Data entries:
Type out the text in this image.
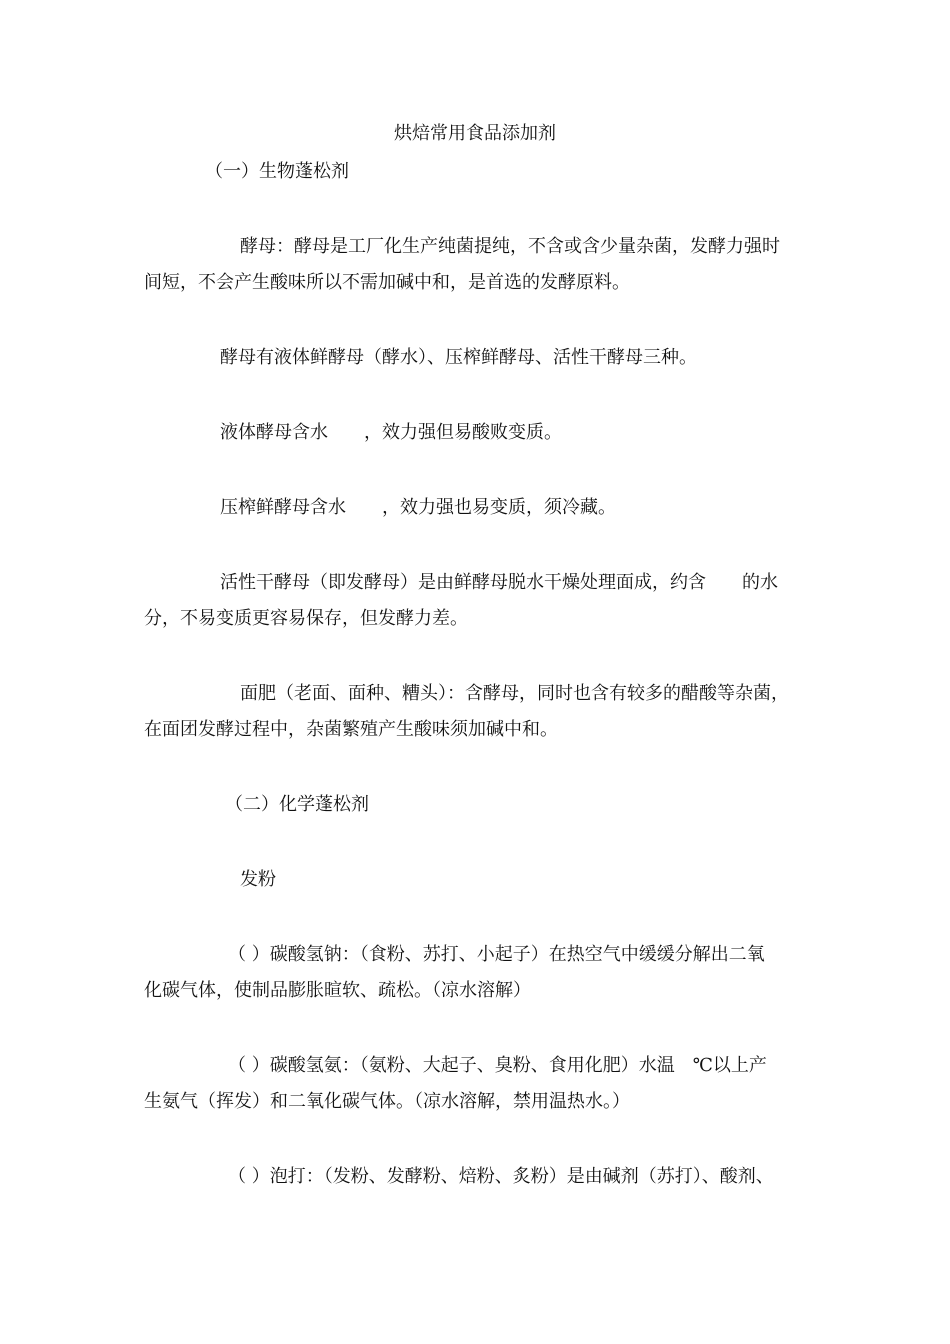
烘焙常用食品添加剂
（一）生物蓬松剂
酵母：酵母是工厂化生产纯菌提纯，不含或含少量杂菌，发酵力强时
间短，不会产生酸味所以不需加碱中和，是首选的发酵原料。
酵母有液体鲜酵母（酵水）、压榨鲜酵母、活性干酵母三种。
液体酵母含水　　，效力强但易酸败变质。
压榨鲜酵母含水　　，效力强也易变质，须冷藏。
活性干酵母（即发酵母）是由鲜酵母脱水干燥处理面成，约含　　的水
分，不易变质更容易保存，但发酵力差。
面肥（老面、面种、糟头）：含酵母，同时也含有较多的醋酸等杂菌，
在面团发酵过程中，杂菌繁殖产生酸味须加碱中和。
（二）化学蓬松剂
发粉
（ ）碳酸氢钠：（食粉、苏打、小起子）在热空气中缓缓分解出二氧
化碳气体，使制品膨胀暄软、疏松。（凉水溶解）
（ ）碳酸氢氨：（氨粉、大起子、臭粉、食用化肥）水温　℃以上产
生氨气（挥发）和二氧化碳气体。（凉水溶解，禁用温热水。）
（ ）泡打：（发粉、发酵粉、焙粉、炙粉）是由碱剂（苏打）、酸剂、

> _JOB_
Your task is to return the entries above exactly, with no pictures.

> _WRITTEN RESPONSE_
Type out the text in this image.
烘焙常用食品添加剂
（一）生物蓬松剂
酵母：酵母是工厂化生产纯菌提纯，不含或含少量杂菌，发酵力强时
间短，不会产生酸味所以不需加碱中和，是首选的发酵原料。
酵母有液体鲜酵母（酵水）、压榨鲜酵母、活性干酵母三种。
液体酵母含水　　，效力强但易酸败变质。
压榨鲜酵母含水　　，效力强也易变质，须冷藏。
活性干酵母（即发酵母）是由鲜酵母脱水干燥处理面成，约含　　的水
分，不易变质更容易保存，但发酵力差。
面肥（老面、面种、糟头）：含酵母，同时也含有较多的醋酸等杂菌，
在面团发酵过程中，杂菌繁殖产生酸味须加碱中和。
（二）化学蓬松剂
发粉
（ ）碳酸氢钠：（食粉、苏打、小起子）在热空气中缓缓分解出二氧
化碳气体，使制品膨胀暄软、疏松。（凉水溶解）
（ ）碳酸氢氨：（氨粉、大起子、臭粉、食用化肥）水温　℃以上产
生氨气（挥发）和二氧化碳气体。（凉水溶解，禁用温热水。）
（ ）泡打：（发粉、发酵粉、焙粉、炙粉）是由碱剂（苏打）、酸剂、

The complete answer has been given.